Quote all entries in full, exactly.

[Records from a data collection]
★ ★ ★
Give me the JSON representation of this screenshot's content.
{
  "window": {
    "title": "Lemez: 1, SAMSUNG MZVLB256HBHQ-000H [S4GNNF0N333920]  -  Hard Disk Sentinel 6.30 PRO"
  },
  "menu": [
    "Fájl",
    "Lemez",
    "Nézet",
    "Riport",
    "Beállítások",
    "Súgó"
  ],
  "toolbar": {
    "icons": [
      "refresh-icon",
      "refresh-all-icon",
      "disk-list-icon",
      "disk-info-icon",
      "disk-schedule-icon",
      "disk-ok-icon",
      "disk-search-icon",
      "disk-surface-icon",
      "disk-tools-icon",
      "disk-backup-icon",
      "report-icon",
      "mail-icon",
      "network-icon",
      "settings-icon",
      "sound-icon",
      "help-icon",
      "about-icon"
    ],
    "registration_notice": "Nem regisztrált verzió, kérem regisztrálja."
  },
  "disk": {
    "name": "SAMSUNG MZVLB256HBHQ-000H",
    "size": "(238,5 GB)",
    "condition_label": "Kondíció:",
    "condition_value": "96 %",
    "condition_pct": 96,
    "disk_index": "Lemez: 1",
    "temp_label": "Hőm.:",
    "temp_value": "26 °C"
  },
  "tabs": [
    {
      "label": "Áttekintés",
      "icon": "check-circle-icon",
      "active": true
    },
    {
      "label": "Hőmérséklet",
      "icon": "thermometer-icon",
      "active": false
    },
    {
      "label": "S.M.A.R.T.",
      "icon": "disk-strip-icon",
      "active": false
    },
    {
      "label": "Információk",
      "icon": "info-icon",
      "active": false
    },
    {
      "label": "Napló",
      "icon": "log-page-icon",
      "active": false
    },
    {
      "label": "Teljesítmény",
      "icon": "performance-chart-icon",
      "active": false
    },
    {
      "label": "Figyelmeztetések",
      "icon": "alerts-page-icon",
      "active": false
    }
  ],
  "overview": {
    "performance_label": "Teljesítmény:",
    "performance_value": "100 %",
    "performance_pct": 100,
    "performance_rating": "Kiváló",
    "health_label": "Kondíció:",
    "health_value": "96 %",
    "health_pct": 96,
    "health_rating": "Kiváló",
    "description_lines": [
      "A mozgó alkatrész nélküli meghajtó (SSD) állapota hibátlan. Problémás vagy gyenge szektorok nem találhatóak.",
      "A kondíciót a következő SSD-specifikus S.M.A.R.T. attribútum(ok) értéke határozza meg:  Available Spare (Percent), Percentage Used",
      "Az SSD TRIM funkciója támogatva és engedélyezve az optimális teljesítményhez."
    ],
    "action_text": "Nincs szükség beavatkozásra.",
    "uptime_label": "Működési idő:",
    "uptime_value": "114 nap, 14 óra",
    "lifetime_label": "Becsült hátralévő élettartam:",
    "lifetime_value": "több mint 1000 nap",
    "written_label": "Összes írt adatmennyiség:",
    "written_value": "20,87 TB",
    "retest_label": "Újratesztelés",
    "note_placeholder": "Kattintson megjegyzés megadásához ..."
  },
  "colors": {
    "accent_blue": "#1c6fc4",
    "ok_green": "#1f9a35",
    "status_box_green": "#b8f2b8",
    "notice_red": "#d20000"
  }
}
★ ★ ★
• Finished answer
Give me the JSON representation of this screenshot's content.
{
  "window": {
    "title": "Lemez: 1, SAMSUNG MZVLB256HBHQ-000H [S4GNNF0N333920]  -  Hard Disk Sentinel 6.30 PRO"
  },
  "menu": [
    "Fájl",
    "Lemez",
    "Nézet",
    "Riport",
    "Beállítások",
    "Súgó"
  ],
  "toolbar": {
    "icons": [
      "refresh-icon",
      "refresh-all-icon",
      "disk-list-icon",
      "disk-info-icon",
      "disk-schedule-icon",
      "disk-ok-icon",
      "disk-search-icon",
      "disk-surface-icon",
      "disk-tools-icon",
      "disk-backup-icon",
      "report-icon",
      "mail-icon",
      "network-icon",
      "settings-icon",
      "sound-icon",
      "help-icon",
      "about-icon"
    ],
    "registration_notice": "Nem regisztrált verzió, kérem regisztrálja."
  },
  "disk": {
    "name": "SAMSUNG MZVLB256HBHQ-000H",
    "size": "(238,5 GB)",
    "condition_label": "Kondíció:",
    "condition_value": "96 %",
    "condition_pct": 96,
    "disk_index": "Lemez: 1",
    "temp_label": "Hőm.:",
    "temp_value": "26 °C"
  },
  "tabs": [
    {
      "label": "Áttekintés",
      "icon": "check-circle-icon",
      "active": true
    },
    {
      "label": "Hőmérséklet",
      "icon": "thermometer-icon",
      "active": false
    },
    {
      "label": "S.M.A.R.T.",
      "icon": "disk-strip-icon",
      "active": false
    },
    {
      "label": "Információk",
      "icon": "info-icon",
      "active": false
    },
    {
      "label": "Napló",
      "icon": "log-page-icon",
      "active": false
    },
    {
      "label": "Teljesítmény",
      "icon": "performance-chart-icon",
      "active": false
    },
    {
      "label": "Figyelmeztetések",
      "icon": "alerts-page-icon",
      "active": false
    }
  ],
  "overview": {
    "performance_label": "Teljesítmény:",
    "performance_value": "100 %",
    "performance_pct": 100,
    "performance_rating": "Kiváló",
    "health_label": "Kondíció:",
    "health_value": "96 %",
    "health_pct": 96,
    "health_rating": "Kiváló",
    "description_lines": [
      "A mozgó alkatrész nélküli meghajtó (SSD) állapota hibátlan. Problémás vagy gyenge szektorok nem találhatóak.",
      "A kondíciót a következő SSD-specifikus S.M.A.R.T. attribútum(ok) értéke határozza meg:  Available Spare (Percent), Percentage Used",
      "Az SSD TRIM funkciója támogatva és engedélyezve az optimális teljesítményhez."
    ],
    "action_text": "Nincs szükség beavatkozásra.",
    "uptime_label": "Működési idő:",
    "uptime_value": "114 nap, 14 óra",
    "lifetime_label": "Becsült hátralévő élettartam:",
    "lifetime_value": "több mint 1000 nap",
    "written_label": "Összes írt adatmennyiség:",
    "written_value": "20,87 TB",
    "retest_label": "Újratesztelés",
    "note_placeholder": "Kattintson megjegyzés megadásához ..."
  },
  "colors": {
    "accent_blue": "#1c6fc4",
    "ok_green": "#1f9a35",
    "status_box_green": "#b8f2b8",
    "notice_red": "#d20000"
  }
}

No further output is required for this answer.